(Records from a collection of figures)
▽

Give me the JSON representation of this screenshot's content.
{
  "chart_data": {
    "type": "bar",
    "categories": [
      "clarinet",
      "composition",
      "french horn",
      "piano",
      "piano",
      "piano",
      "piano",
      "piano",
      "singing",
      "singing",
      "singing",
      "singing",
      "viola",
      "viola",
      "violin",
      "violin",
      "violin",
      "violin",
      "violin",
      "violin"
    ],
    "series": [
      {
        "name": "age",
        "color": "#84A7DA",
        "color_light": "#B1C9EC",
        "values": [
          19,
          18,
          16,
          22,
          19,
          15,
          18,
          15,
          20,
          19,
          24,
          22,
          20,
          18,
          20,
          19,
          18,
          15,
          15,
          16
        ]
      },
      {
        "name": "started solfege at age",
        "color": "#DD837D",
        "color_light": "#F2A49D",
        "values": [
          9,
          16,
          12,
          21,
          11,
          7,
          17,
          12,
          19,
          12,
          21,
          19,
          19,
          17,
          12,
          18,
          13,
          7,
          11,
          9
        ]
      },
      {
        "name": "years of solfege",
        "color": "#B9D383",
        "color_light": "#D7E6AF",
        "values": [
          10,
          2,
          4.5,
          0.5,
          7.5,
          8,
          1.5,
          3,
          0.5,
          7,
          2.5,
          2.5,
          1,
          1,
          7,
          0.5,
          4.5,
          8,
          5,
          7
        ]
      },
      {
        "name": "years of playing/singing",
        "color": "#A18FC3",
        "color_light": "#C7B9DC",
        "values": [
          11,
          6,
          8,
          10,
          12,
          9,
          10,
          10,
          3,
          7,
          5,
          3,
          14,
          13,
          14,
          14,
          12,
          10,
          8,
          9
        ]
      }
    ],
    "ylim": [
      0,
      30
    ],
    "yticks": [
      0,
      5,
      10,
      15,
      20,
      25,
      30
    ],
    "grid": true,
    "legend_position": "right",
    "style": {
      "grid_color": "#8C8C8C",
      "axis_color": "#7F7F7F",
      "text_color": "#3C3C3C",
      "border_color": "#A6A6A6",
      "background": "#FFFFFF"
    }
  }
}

△

--- EXERCISE OBJECTIVE ---
Type the material above out again, exactly.

--- EXERCISE ANSWER ---
Give me the JSON representation of this screenshot's content.
{
  "chart_data": {
    "type": "bar",
    "categories": [
      "clarinet",
      "composition",
      "french horn",
      "piano",
      "piano",
      "piano",
      "piano",
      "piano",
      "singing",
      "singing",
      "singing",
      "singing",
      "viola",
      "viola",
      "violin",
      "violin",
      "violin",
      "violin",
      "violin",
      "violin"
    ],
    "series": [
      {
        "name": "age",
        "color": "#84A7DA",
        "color_light": "#B1C9EC",
        "values": [
          19,
          18,
          16,
          22,
          19,
          15,
          18,
          15,
          20,
          19,
          24,
          22,
          20,
          18,
          20,
          19,
          18,
          15,
          15,
          16
        ]
      },
      {
        "name": "started solfege at age",
        "color": "#DD837D",
        "color_light": "#F2A49D",
        "values": [
          9,
          16,
          12,
          21,
          11,
          7,
          17,
          12,
          19,
          12,
          21,
          19,
          19,
          17,
          12,
          18,
          13,
          7,
          11,
          9
        ]
      },
      {
        "name": "years of solfege",
        "color": "#B9D383",
        "color_light": "#D7E6AF",
        "values": [
          10,
          2,
          4.5,
          0.5,
          7.5,
          8,
          1.5,
          3,
          0.5,
          7,
          2.5,
          2.5,
          1,
          1,
          7,
          0.5,
          4.5,
          8,
          5,
          7
        ]
      },
      {
        "name": "years of playing/singing",
        "color": "#A18FC3",
        "color_light": "#C7B9DC",
        "values": [
          11,
          6,
          8,
          10,
          12,
          9,
          10,
          10,
          3,
          7,
          5,
          3,
          14,
          13,
          14,
          14,
          12,
          10,
          8,
          9
        ]
      }
    ],
    "ylim": [
      0,
      30
    ],
    "yticks": [
      0,
      5,
      10,
      15,
      20,
      25,
      30
    ],
    "grid": true,
    "legend_position": "right",
    "style": {
      "grid_color": "#8C8C8C",
      "axis_color": "#7F7F7F",
      "text_color": "#3C3C3C",
      "border_color": "#A6A6A6",
      "background": "#FFFFFF"
    }
  }
}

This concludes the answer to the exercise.